To do ->
Would you copy out the whole listing exactly as given?

↓

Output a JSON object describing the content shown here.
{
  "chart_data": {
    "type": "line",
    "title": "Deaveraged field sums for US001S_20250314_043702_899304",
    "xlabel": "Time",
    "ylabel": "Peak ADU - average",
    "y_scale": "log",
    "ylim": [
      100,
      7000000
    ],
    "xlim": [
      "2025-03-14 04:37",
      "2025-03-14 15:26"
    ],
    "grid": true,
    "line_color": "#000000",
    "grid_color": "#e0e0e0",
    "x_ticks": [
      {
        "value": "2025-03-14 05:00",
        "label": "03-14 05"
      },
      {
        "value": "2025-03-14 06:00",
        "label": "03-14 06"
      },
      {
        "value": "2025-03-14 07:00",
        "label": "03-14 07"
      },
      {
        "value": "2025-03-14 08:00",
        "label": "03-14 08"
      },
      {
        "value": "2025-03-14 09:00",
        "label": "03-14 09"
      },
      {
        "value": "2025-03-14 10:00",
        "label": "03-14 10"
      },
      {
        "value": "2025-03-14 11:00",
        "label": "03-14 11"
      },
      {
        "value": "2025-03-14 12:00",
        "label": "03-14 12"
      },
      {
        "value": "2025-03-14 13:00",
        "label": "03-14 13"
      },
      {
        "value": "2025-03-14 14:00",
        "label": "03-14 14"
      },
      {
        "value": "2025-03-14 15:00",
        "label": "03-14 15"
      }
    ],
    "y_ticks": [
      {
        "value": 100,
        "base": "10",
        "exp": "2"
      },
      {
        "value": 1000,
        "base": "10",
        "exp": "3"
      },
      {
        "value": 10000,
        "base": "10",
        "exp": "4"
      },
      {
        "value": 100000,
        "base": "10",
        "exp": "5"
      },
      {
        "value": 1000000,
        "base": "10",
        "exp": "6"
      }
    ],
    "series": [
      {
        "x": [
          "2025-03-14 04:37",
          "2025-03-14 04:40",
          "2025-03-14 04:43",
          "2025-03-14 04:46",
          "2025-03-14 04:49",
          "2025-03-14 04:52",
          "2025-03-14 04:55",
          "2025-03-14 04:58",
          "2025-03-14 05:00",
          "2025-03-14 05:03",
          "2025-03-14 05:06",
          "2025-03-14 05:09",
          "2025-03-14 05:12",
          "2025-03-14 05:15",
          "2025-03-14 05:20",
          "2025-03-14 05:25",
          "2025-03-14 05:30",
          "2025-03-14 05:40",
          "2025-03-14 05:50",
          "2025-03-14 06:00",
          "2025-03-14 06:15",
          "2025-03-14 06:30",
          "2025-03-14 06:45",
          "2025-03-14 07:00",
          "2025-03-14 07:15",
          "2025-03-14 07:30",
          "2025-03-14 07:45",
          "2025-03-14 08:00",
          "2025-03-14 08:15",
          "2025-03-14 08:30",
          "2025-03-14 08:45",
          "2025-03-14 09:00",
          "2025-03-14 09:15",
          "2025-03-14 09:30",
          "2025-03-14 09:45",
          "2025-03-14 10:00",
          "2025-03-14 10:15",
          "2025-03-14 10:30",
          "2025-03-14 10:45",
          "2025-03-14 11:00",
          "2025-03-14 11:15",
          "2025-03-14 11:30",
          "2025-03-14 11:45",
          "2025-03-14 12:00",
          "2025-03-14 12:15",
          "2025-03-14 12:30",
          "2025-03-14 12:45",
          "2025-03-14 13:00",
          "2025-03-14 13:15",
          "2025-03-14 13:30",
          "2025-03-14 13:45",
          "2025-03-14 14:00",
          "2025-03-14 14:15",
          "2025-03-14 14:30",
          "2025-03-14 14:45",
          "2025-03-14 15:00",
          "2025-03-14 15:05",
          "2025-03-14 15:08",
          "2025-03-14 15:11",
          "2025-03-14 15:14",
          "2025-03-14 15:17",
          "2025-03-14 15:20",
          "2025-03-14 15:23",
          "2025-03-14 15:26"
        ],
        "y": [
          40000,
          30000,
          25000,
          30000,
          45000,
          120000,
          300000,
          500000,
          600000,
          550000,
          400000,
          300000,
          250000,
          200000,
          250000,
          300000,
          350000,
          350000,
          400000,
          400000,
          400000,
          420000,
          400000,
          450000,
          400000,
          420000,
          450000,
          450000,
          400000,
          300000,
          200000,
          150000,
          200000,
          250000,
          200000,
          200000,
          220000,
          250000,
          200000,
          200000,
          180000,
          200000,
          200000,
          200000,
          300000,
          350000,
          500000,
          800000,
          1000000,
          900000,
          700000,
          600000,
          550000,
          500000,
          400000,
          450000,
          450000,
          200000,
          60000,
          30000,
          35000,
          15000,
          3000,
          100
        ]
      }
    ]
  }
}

↑

In response ->
Output a JSON object describing the content shown here.
{
  "chart_data": {
    "type": "line",
    "title": "Deaveraged field sums for US001S_20250314_043702_899304",
    "xlabel": "Time",
    "ylabel": "Peak ADU - average",
    "y_scale": "log",
    "ylim": [
      100,
      7000000
    ],
    "xlim": [
      "2025-03-14 04:37",
      "2025-03-14 15:26"
    ],
    "grid": true,
    "line_color": "#000000",
    "grid_color": "#e0e0e0",
    "x_ticks": [
      {
        "value": "2025-03-14 05:00",
        "label": "03-14 05"
      },
      {
        "value": "2025-03-14 06:00",
        "label": "03-14 06"
      },
      {
        "value": "2025-03-14 07:00",
        "label": "03-14 07"
      },
      {
        "value": "2025-03-14 08:00",
        "label": "03-14 08"
      },
      {
        "value": "2025-03-14 09:00",
        "label": "03-14 09"
      },
      {
        "value": "2025-03-14 10:00",
        "label": "03-14 10"
      },
      {
        "value": "2025-03-14 11:00",
        "label": "03-14 11"
      },
      {
        "value": "2025-03-14 12:00",
        "label": "03-14 12"
      },
      {
        "value": "2025-03-14 13:00",
        "label": "03-14 13"
      },
      {
        "value": "2025-03-14 14:00",
        "label": "03-14 14"
      },
      {
        "value": "2025-03-14 15:00",
        "label": "03-14 15"
      }
    ],
    "y_ticks": [
      {
        "value": 100,
        "base": "10",
        "exp": "2"
      },
      {
        "value": 1000,
        "base": "10",
        "exp": "3"
      },
      {
        "value": 10000,
        "base": "10",
        "exp": "4"
      },
      {
        "value": 100000,
        "base": "10",
        "exp": "5"
      },
      {
        "value": 1000000,
        "base": "10",
        "exp": "6"
      }
    ],
    "series": [
      {
        "x": [
          "2025-03-14 04:37",
          "2025-03-14 04:40",
          "2025-03-14 04:43",
          "2025-03-14 04:46",
          "2025-03-14 04:49",
          "2025-03-14 04:52",
          "2025-03-14 04:55",
          "2025-03-14 04:58",
          "2025-03-14 05:00",
          "2025-03-14 05:03",
          "2025-03-14 05:06",
          "2025-03-14 05:09",
          "2025-03-14 05:12",
          "2025-03-14 05:15",
          "2025-03-14 05:20",
          "2025-03-14 05:25",
          "2025-03-14 05:30",
          "2025-03-14 05:40",
          "2025-03-14 05:50",
          "2025-03-14 06:00",
          "2025-03-14 06:15",
          "2025-03-14 06:30",
          "2025-03-14 06:45",
          "2025-03-14 07:00",
          "2025-03-14 07:15",
          "2025-03-14 07:30",
          "2025-03-14 07:45",
          "2025-03-14 08:00",
          "2025-03-14 08:15",
          "2025-03-14 08:30",
          "2025-03-14 08:45",
          "2025-03-14 09:00",
          "2025-03-14 09:15",
          "2025-03-14 09:30",
          "2025-03-14 09:45",
          "2025-03-14 10:00",
          "2025-03-14 10:15",
          "2025-03-14 10:30",
          "2025-03-14 10:45",
          "2025-03-14 11:00",
          "2025-03-14 11:15",
          "2025-03-14 11:30",
          "2025-03-14 11:45",
          "2025-03-14 12:00",
          "2025-03-14 12:15",
          "2025-03-14 12:30",
          "2025-03-14 12:45",
          "2025-03-14 13:00",
          "2025-03-14 13:15",
          "2025-03-14 13:30",
          "2025-03-14 13:45",
          "2025-03-14 14:00",
          "2025-03-14 14:15",
          "2025-03-14 14:30",
          "2025-03-14 14:45",
          "2025-03-14 15:00",
          "2025-03-14 15:05",
          "2025-03-14 15:08",
          "2025-03-14 15:11",
          "2025-03-14 15:14",
          "2025-03-14 15:17",
          "2025-03-14 15:20",
          "2025-03-14 15:23",
          "2025-03-14 15:26"
        ],
        "y": [
          40000,
          30000,
          25000,
          30000,
          45000,
          120000,
          300000,
          500000,
          600000,
          550000,
          400000,
          300000,
          250000,
          200000,
          250000,
          300000,
          350000,
          350000,
          400000,
          400000,
          400000,
          420000,
          400000,
          450000,
          400000,
          420000,
          450000,
          450000,
          400000,
          300000,
          200000,
          150000,
          200000,
          250000,
          200000,
          200000,
          220000,
          250000,
          200000,
          200000,
          180000,
          200000,
          200000,
          200000,
          300000,
          350000,
          500000,
          800000,
          1000000,
          900000,
          700000,
          600000,
          550000,
          500000,
          400000,
          450000,
          450000,
          200000,
          60000,
          30000,
          35000,
          15000,
          3000,
          100
        ]
      }
    ]
  }
}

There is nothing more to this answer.